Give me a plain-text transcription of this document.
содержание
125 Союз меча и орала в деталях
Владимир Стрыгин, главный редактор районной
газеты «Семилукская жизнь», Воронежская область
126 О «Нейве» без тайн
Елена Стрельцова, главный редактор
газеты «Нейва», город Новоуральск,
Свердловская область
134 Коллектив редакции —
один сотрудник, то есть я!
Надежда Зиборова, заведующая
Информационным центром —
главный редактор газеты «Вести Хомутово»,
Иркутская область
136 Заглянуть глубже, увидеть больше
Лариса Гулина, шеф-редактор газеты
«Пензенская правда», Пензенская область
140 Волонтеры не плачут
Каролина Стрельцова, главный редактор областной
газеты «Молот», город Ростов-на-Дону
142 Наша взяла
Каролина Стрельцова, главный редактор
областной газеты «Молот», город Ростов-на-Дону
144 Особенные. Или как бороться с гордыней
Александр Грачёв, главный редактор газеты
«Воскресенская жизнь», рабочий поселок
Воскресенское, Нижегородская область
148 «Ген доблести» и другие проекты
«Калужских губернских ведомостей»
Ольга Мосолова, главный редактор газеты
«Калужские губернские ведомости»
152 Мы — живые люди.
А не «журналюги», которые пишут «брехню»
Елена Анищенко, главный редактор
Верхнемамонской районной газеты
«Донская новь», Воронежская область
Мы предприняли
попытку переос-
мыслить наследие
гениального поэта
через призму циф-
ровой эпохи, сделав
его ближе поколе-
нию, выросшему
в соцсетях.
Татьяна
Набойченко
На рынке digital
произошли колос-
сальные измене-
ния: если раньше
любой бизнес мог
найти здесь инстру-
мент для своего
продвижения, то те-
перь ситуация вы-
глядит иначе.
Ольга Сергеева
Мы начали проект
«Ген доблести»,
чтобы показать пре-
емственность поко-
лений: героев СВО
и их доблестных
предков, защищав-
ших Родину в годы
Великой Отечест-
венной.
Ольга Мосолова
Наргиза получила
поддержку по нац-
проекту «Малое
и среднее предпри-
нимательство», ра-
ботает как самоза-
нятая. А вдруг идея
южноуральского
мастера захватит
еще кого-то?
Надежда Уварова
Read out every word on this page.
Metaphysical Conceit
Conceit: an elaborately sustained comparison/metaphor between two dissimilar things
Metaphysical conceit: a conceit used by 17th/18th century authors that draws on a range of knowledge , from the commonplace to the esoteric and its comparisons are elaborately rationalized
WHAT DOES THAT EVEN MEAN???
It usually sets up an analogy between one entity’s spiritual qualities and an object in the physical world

###

[Requirements]:
Transcribe every entry exactly, omitting nothing.

[Full answer]:
Give me a plain-text transcription of this document.
содержание
125 Союз меча и орала в деталях
Владимир Стрыгин, главный редактор районной
газеты «Семилукская жизнь», Воронежская область
126 О «Нейве» без тайн
Елена Стрельцова, главный редактор
газеты «Нейва», город Новоуральск,
Свердловская область
134 Коллектив редакции —
один сотрудник, то есть я!
Надежда Зиборова, заведующая
Информационным центром —
главный редактор газеты «Вести Хомутово»,
Иркутская область
136 Заглянуть глубже, увидеть больше
Лариса Гулина, шеф-редактор газеты
«Пензенская правда», Пензенская область
140 Волонтеры не плачут
Каролина Стрельцова, главный редактор областной
газеты «Молот», город Ростов-на-Дону
142 Наша взяла
Каролина Стрельцова, главный редактор
областной газеты «Молот», город Ростов-на-Дону
144 Особенные. Или как бороться с гордыней
Александр Грачёв, главный редактор газеты
«Воскресенская жизнь», рабочий поселок
Воскресенское, Нижегородская область
148 «Ген доблести» и другие проекты
«Калужских губернских ведомостей»
Ольга Мосолова, главный редактор газеты
«Калужские губернские ведомости»
152 Мы — живые люди.
А не «журналюги», которые пишут «брехню»
Елена Анищенко, главный редактор
Верхнемамонской районной газеты
«Донская новь», Воронежская область
Мы предприняли
попытку переос-
мыслить наследие
гениального поэта
через призму циф-
ровой эпохи, сделав
его ближе поколе-
нию, выросшему
в соцсетях.
Татьяна
Набойченко
На рынке digital
произошли колос-
сальные измене-
ния: если раньше
любой бизнес мог
найти здесь инстру-
мент для своего
продвижения, то те-
перь ситуация вы-
глядит иначе.
Ольга Сергеева
Мы начали проект
«Ген доблести»,
чтобы показать пре-
емственность поко-
лений: героев СВО
и их доблестных
предков, защищав-
ших Родину в годы
Великой Отечест-
венной.
Ольга Мосолова
Наргиза получила
поддержку по нац-
проекту «Малое
и среднее предпри-
нимательство», ра-
ботает как самоза-
нятая. А вдруг идея
южноуральского
мастера захватит
еще кого-то?
Надежда Уварова
Read out every word on this page.
Metaphysical Conceit
Conceit: an elaborately sustained comparison/metaphor between two dissimilar things
Metaphysical conceit: a conceit used by 17th/18th century authors that draws on a range of knowledge , from the commonplace to the esoteric and its comparisons are elaborately rationalized
WHAT DOES THAT EVEN MEAN???
It usually sets up an analogy between one entity’s spiritual qualities and an object in the physical world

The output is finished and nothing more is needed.